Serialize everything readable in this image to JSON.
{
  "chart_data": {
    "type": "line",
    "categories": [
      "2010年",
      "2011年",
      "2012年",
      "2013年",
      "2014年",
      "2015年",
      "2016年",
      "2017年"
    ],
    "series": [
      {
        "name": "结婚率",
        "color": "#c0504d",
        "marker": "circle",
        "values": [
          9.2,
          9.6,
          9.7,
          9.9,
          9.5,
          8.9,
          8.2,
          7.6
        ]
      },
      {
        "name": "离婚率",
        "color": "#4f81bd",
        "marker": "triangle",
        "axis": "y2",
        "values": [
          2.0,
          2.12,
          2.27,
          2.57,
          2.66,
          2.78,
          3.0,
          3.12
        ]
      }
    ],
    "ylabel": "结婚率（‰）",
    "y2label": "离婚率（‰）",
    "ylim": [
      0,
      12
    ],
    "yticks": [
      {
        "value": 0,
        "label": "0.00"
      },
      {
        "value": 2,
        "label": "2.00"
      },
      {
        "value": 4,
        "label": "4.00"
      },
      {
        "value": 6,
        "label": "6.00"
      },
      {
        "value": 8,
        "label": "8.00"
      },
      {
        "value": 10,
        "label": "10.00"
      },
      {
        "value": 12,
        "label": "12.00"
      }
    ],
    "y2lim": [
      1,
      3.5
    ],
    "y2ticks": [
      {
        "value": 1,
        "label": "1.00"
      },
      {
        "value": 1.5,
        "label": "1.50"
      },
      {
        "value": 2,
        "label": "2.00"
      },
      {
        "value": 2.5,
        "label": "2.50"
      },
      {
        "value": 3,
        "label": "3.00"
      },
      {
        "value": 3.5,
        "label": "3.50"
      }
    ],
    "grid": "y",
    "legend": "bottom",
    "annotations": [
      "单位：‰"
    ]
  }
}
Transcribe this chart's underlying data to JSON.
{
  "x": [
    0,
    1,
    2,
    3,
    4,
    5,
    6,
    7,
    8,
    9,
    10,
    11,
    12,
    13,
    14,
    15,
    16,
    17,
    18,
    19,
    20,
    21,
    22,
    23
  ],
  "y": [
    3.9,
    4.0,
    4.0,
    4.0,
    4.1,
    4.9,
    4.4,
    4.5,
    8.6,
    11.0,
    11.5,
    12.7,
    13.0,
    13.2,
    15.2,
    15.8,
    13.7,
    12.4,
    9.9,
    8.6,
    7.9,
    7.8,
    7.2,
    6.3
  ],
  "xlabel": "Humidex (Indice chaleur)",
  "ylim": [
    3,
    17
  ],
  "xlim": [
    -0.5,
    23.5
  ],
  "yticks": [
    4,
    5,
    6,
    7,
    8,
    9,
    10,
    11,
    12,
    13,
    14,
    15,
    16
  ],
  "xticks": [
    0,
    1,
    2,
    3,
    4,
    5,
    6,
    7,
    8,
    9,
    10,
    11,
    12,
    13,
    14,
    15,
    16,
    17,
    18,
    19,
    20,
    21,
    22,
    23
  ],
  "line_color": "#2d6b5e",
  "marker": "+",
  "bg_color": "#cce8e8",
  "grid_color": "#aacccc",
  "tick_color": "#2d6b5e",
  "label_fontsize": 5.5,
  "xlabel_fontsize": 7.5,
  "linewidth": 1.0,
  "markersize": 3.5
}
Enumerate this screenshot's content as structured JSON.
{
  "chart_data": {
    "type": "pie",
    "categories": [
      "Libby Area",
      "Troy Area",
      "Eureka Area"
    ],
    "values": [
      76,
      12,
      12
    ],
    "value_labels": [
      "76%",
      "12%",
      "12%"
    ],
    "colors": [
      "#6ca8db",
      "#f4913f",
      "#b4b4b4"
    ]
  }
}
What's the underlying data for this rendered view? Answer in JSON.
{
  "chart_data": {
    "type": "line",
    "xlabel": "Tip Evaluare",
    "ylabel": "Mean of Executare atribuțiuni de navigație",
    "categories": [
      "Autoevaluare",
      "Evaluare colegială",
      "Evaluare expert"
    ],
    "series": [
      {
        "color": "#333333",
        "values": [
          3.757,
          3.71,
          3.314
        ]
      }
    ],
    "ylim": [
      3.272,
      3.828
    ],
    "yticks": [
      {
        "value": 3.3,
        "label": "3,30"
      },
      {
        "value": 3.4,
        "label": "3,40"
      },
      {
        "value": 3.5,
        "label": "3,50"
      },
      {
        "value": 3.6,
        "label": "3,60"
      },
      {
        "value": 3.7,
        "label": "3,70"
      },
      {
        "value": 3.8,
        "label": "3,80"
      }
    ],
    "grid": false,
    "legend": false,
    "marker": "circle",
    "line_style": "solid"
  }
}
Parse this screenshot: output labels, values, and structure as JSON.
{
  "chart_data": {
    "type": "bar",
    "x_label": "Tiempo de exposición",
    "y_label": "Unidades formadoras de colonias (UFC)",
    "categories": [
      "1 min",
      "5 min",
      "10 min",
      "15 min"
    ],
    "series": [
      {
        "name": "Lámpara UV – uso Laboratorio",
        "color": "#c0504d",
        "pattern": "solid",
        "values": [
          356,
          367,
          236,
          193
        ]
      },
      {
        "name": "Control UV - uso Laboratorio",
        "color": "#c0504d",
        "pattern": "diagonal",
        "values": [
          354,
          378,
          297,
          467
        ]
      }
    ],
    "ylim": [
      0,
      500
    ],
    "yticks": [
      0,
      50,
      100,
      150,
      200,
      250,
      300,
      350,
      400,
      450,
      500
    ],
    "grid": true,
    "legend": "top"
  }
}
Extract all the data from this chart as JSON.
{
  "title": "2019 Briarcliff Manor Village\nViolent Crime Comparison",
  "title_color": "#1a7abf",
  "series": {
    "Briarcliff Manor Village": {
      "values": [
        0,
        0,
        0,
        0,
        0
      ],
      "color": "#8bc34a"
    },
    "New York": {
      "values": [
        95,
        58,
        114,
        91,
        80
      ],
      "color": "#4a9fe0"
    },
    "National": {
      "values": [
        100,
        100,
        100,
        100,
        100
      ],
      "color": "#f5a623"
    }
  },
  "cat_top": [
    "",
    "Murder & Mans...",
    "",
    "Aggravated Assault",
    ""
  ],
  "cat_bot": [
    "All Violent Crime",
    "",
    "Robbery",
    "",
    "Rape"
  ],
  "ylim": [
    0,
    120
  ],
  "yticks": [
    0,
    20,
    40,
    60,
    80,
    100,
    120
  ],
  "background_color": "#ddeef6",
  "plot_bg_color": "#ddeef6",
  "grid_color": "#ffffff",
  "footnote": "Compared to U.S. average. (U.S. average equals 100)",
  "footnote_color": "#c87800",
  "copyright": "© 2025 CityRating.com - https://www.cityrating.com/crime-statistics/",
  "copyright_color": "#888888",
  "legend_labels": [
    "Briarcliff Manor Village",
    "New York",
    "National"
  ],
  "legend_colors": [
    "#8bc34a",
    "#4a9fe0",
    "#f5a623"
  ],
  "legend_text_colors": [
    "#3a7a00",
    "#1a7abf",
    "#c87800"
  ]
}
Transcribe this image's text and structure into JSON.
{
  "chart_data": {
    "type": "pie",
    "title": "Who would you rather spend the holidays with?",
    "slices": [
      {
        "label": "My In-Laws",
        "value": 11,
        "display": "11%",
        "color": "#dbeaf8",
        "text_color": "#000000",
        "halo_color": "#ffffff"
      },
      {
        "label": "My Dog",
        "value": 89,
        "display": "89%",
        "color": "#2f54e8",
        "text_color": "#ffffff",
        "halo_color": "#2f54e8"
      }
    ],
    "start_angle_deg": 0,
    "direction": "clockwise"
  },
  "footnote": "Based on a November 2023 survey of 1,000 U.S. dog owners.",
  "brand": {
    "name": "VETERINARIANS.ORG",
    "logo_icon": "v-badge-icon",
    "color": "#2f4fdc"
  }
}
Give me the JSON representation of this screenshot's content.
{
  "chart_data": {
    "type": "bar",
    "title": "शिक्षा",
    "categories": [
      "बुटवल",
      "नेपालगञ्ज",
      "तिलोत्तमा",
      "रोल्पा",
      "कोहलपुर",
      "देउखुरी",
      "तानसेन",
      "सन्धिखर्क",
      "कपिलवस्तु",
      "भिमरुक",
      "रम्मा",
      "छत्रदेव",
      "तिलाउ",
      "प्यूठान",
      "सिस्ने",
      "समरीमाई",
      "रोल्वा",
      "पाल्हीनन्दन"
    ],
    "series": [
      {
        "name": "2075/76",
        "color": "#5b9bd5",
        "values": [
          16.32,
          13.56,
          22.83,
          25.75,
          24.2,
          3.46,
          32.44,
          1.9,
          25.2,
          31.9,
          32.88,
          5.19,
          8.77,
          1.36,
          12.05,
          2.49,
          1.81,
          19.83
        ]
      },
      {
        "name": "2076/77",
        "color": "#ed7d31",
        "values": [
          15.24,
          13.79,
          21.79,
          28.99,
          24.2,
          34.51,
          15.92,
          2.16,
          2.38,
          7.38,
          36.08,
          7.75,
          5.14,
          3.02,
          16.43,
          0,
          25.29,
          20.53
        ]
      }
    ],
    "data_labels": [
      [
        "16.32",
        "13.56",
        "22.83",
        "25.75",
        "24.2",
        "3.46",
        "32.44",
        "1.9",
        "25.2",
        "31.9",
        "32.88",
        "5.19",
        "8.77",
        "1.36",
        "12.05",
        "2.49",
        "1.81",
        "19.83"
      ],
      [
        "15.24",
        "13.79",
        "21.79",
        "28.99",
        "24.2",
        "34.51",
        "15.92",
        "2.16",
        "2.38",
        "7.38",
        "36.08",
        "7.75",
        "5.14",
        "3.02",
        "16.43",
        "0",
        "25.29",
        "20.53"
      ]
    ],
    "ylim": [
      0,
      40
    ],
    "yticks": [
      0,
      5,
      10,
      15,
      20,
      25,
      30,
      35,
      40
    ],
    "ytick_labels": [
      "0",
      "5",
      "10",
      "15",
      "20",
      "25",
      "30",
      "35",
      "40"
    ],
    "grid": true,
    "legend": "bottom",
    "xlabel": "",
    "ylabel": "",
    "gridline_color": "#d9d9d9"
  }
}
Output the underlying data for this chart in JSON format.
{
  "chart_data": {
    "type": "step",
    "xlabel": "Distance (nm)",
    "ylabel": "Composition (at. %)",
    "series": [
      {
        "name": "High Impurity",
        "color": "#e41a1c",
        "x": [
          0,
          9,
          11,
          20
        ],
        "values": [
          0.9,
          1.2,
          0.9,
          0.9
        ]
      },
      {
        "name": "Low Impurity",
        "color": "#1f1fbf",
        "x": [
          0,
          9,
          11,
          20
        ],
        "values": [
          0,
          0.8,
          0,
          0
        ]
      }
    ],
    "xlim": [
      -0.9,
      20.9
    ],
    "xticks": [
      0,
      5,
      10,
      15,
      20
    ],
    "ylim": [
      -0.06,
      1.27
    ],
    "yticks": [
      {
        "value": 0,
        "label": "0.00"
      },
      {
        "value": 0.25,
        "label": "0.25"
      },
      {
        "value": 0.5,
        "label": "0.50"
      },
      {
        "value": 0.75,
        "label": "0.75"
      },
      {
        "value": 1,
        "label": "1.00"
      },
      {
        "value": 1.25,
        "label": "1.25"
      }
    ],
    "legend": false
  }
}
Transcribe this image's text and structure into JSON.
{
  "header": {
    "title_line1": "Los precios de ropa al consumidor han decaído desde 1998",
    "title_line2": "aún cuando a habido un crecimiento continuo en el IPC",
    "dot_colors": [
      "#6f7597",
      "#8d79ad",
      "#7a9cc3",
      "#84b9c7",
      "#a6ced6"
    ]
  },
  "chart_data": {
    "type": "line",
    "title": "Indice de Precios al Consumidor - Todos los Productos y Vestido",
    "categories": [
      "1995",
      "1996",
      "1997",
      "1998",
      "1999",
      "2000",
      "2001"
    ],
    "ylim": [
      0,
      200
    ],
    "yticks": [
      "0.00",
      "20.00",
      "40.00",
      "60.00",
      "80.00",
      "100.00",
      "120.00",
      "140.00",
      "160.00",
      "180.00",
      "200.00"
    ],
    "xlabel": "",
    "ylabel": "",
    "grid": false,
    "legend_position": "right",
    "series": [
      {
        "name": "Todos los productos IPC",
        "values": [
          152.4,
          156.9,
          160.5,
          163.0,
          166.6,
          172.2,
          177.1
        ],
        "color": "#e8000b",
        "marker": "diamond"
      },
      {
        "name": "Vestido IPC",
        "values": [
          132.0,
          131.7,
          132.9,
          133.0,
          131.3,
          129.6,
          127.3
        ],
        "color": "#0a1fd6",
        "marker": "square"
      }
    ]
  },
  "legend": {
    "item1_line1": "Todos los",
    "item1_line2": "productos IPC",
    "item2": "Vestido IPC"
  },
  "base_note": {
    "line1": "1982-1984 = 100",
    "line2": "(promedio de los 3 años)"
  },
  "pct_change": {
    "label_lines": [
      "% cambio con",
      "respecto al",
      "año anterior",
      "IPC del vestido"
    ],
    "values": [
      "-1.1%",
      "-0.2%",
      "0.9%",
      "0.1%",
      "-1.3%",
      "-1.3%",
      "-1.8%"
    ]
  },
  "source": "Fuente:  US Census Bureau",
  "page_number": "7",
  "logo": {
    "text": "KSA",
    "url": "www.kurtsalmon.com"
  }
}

++++

What to work on: Go through the lines above. Select every one that has the string "Laboratorio".

Answer to the exercise:
        "name": "Lámpara UV – uso Laboratorio",
        "name": "Control UV - uso Laboratorio",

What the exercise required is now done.